## What is asked
It is required that all of the data be written out exactly.

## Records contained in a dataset
/---

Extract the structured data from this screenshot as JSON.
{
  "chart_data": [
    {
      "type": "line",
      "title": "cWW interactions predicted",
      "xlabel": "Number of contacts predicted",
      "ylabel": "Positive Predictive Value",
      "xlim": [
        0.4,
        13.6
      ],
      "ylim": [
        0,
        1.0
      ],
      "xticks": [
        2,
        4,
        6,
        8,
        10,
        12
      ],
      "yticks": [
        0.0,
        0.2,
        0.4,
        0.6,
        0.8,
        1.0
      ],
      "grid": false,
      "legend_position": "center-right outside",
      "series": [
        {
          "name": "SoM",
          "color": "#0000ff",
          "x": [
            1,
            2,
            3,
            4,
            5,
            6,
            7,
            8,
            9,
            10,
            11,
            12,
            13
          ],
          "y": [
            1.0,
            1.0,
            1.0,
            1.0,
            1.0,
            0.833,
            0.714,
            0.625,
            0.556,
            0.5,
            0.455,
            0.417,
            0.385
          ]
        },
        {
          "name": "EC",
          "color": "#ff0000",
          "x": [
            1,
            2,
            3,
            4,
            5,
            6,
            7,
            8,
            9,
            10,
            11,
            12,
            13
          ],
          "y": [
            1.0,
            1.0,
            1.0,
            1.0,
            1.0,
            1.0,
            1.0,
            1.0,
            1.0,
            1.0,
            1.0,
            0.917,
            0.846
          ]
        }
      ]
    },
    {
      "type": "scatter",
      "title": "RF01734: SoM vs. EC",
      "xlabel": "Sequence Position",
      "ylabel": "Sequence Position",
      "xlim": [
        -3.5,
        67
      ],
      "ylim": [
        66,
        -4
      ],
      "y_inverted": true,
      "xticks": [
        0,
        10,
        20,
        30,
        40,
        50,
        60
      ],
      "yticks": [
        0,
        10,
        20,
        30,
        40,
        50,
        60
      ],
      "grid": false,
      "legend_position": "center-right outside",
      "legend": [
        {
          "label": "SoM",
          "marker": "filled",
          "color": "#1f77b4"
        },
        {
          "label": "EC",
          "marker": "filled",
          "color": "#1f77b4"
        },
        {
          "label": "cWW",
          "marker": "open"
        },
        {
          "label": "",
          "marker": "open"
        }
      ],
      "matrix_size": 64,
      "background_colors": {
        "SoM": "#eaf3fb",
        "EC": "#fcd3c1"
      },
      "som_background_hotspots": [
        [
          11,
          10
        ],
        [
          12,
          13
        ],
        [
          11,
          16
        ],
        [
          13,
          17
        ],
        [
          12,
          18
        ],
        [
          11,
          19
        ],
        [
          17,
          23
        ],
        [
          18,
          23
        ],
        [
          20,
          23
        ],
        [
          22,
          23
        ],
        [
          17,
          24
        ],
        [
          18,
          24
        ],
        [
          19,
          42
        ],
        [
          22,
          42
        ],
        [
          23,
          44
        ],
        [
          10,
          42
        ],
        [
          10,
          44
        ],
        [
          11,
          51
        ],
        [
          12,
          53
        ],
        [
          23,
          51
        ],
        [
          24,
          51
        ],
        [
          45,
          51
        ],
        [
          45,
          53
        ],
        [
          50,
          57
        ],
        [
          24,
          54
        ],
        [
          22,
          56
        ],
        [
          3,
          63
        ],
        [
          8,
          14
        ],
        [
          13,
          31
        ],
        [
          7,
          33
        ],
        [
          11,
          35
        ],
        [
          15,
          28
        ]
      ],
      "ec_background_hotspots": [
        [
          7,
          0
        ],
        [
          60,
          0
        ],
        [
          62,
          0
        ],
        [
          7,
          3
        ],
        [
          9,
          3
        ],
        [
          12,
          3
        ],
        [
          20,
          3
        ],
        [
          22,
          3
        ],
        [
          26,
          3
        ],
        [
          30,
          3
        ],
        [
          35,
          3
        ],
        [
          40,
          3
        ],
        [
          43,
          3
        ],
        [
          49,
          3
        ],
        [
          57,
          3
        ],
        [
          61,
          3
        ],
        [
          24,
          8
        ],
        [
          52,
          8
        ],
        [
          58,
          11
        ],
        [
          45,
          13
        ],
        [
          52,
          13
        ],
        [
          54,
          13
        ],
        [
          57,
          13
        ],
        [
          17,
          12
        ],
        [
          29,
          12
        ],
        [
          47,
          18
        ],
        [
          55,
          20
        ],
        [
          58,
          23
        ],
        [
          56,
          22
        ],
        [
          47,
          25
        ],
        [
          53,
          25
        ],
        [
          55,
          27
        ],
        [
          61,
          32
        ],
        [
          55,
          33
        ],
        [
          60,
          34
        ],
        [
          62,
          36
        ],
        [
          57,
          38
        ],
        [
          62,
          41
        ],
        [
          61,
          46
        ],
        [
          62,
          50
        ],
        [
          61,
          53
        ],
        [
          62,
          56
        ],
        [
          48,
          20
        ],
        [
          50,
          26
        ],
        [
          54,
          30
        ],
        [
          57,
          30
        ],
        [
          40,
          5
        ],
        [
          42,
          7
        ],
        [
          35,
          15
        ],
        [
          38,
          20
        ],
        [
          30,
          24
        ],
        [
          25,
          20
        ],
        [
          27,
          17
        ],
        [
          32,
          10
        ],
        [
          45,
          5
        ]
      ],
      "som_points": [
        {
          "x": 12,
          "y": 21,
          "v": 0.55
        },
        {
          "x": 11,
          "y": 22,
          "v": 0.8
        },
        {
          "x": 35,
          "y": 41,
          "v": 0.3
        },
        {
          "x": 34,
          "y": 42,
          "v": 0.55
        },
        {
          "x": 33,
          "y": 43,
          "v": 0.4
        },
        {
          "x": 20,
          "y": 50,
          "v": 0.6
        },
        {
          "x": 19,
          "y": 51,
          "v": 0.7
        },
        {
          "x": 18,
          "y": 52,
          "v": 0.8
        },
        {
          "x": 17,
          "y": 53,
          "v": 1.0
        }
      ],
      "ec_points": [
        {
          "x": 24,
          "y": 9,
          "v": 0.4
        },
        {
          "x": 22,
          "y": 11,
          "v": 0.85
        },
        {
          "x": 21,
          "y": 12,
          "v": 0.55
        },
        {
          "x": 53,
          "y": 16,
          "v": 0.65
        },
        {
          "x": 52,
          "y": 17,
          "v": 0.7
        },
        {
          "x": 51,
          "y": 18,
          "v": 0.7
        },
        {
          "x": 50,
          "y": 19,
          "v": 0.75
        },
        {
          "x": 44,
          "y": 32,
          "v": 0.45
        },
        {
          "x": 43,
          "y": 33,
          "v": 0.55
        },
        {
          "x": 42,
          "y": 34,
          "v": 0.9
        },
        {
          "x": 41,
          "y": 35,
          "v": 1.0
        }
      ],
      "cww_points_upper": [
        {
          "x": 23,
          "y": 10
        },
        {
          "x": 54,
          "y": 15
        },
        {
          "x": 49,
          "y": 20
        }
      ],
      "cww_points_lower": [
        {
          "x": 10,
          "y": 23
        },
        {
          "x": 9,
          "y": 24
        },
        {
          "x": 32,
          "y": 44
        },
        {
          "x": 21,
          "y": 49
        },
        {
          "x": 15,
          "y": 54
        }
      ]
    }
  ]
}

\---

## Solution to the exercise
Extract the structured data from this screenshot as JSON.
{
  "chart_data": [
    {
      "type": "line",
      "title": "cWW interactions predicted",
      "xlabel": "Number of contacts predicted",
      "ylabel": "Positive Predictive Value",
      "xlim": [
        0.4,
        13.6
      ],
      "ylim": [
        0,
        1.0
      ],
      "xticks": [
        2,
        4,
        6,
        8,
        10,
        12
      ],
      "yticks": [
        0.0,
        0.2,
        0.4,
        0.6,
        0.8,
        1.0
      ],
      "grid": false,
      "legend_position": "center-right outside",
      "series": [
        {
          "name": "SoM",
          "color": "#0000ff",
          "x": [
            1,
            2,
            3,
            4,
            5,
            6,
            7,
            8,
            9,
            10,
            11,
            12,
            13
          ],
          "y": [
            1.0,
            1.0,
            1.0,
            1.0,
            1.0,
            0.833,
            0.714,
            0.625,
            0.556,
            0.5,
            0.455,
            0.417,
            0.385
          ]
        },
        {
          "name": "EC",
          "color": "#ff0000",
          "x": [
            1,
            2,
            3,
            4,
            5,
            6,
            7,
            8,
            9,
            10,
            11,
            12,
            13
          ],
          "y": [
            1.0,
            1.0,
            1.0,
            1.0,
            1.0,
            1.0,
            1.0,
            1.0,
            1.0,
            1.0,
            1.0,
            0.917,
            0.846
          ]
        }
      ]
    },
    {
      "type": "scatter",
      "title": "RF01734: SoM vs. EC",
      "xlabel": "Sequence Position",
      "ylabel": "Sequence Position",
      "xlim": [
        -3.5,
        67
      ],
      "ylim": [
        66,
        -4
      ],
      "y_inverted": true,
      "xticks": [
        0,
        10,
        20,
        30,
        40,
        50,
        60
      ],
      "yticks": [
        0,
        10,
        20,
        30,
        40,
        50,
        60
      ],
      "grid": false,
      "legend_position": "center-right outside",
      "legend": [
        {
          "label": "SoM",
          "marker": "filled",
          "color": "#1f77b4"
        },
        {
          "label": "EC",
          "marker": "filled",
          "color": "#1f77b4"
        },
        {
          "label": "cWW",
          "marker": "open"
        },
        {
          "label": "",
          "marker": "open"
        }
      ],
      "matrix_size": 64,
      "background_colors": {
        "SoM": "#eaf3fb",
        "EC": "#fcd3c1"
      },
      "som_background_hotspots": [
        [
          11,
          10
        ],
        [
          12,
          13
        ],
        [
          11,
          16
        ],
        [
          13,
          17
        ],
        [
          12,
          18
        ],
        [
          11,
          19
        ],
        [
          17,
          23
        ],
        [
          18,
          23
        ],
        [
          20,
          23
        ],
        [
          22,
          23
        ],
        [
          17,
          24
        ],
        [
          18,
          24
        ],
        [
          19,
          42
        ],
        [
          22,
          42
        ],
        [
          23,
          44
        ],
        [
          10,
          42
        ],
        [
          10,
          44
        ],
        [
          11,
          51
        ],
        [
          12,
          53
        ],
        [
          23,
          51
        ],
        [
          24,
          51
        ],
        [
          45,
          51
        ],
        [
          45,
          53
        ],
        [
          50,
          57
        ],
        [
          24,
          54
        ],
        [
          22,
          56
        ],
        [
          3,
          63
        ],
        [
          8,
          14
        ],
        [
          13,
          31
        ],
        [
          7,
          33
        ],
        [
          11,
          35
        ],
        [
          15,
          28
        ]
      ],
      "ec_background_hotspots": [
        [
          7,
          0
        ],
        [
          60,
          0
        ],
        [
          62,
          0
        ],
        [
          7,
          3
        ],
        [
          9,
          3
        ],
        [
          12,
          3
        ],
        [
          20,
          3
        ],
        [
          22,
          3
        ],
        [
          26,
          3
        ],
        [
          30,
          3
        ],
        [
          35,
          3
        ],
        [
          40,
          3
        ],
        [
          43,
          3
        ],
        [
          49,
          3
        ],
        [
          57,
          3
        ],
        [
          61,
          3
        ],
        [
          24,
          8
        ],
        [
          52,
          8
        ],
        [
          58,
          11
        ],
        [
          45,
          13
        ],
        [
          52,
          13
        ],
        [
          54,
          13
        ],
        [
          57,
          13
        ],
        [
          17,
          12
        ],
        [
          29,
          12
        ],
        [
          47,
          18
        ],
        [
          55,
          20
        ],
        [
          58,
          23
        ],
        [
          56,
          22
        ],
        [
          47,
          25
        ],
        [
          53,
          25
        ],
        [
          55,
          27
        ],
        [
          61,
          32
        ],
        [
          55,
          33
        ],
        [
          60,
          34
        ],
        [
          62,
          36
        ],
        [
          57,
          38
        ],
        [
          62,
          41
        ],
        [
          61,
          46
        ],
        [
          62,
          50
        ],
        [
          61,
          53
        ],
        [
          62,
          56
        ],
        [
          48,
          20
        ],
        [
          50,
          26
        ],
        [
          54,
          30
        ],
        [
          57,
          30
        ],
        [
          40,
          5
        ],
        [
          42,
          7
        ],
        [
          35,
          15
        ],
        [
          38,
          20
        ],
        [
          30,
          24
        ],
        [
          25,
          20
        ],
        [
          27,
          17
        ],
        [
          32,
          10
        ],
        [
          45,
          5
        ]
      ],
      "som_points": [
        {
          "x": 12,
          "y": 21,
          "v": 0.55
        },
        {
          "x": 11,
          "y": 22,
          "v": 0.8
        },
        {
          "x": 35,
          "y": 41,
          "v": 0.3
        },
        {
          "x": 34,
          "y": 42,
          "v": 0.55
        },
        {
          "x": 33,
          "y": 43,
          "v": 0.4
        },
        {
          "x": 20,
          "y": 50,
          "v": 0.6
        },
        {
          "x": 19,
          "y": 51,
          "v": 0.7
        },
        {
          "x": 18,
          "y": 52,
          "v": 0.8
        },
        {
          "x": 17,
          "y": 53,
          "v": 1.0
        }
      ],
      "ec_points": [
        {
          "x": 24,
          "y": 9,
          "v": 0.4
        },
        {
          "x": 22,
          "y": 11,
          "v": 0.85
        },
        {
          "x": 21,
          "y": 12,
          "v": 0.55
        },
        {
          "x": 53,
          "y": 16,
          "v": 0.65
        },
        {
          "x": 52,
          "y": 17,
          "v": 0.7
        },
        {
          "x": 51,
          "y": 18,
          "v": 0.7
        },
        {
          "x": 50,
          "y": 19,
          "v": 0.75
        },
        {
          "x": 44,
          "y": 32,
          "v": 0.45
        },
        {
          "x": 43,
          "y": 33,
          "v": 0.55
        },
        {
          "x": 42,
          "y": 34,
          "v": 0.9
        },
        {
          "x": 41,
          "y": 35,
          "v": 1.0
        }
      ],
      "cww_points_upper": [
        {
          "x": 23,
          "y": 10
        },
        {
          "x": 54,
          "y": 15
        },
        {
          "x": 49,
          "y": 20
        }
      ],
      "cww_points_lower": [
        {
          "x": 10,
          "y": 23
        },
        {
          "x": 9,
          "y": 24
        },
        {
          "x": 32,
          "y": 44
        },
        {
          "x": 21,
          "y": 49
        },
        {
          "x": 15,
          "y": 54
        }
      ]
    }
  ]
}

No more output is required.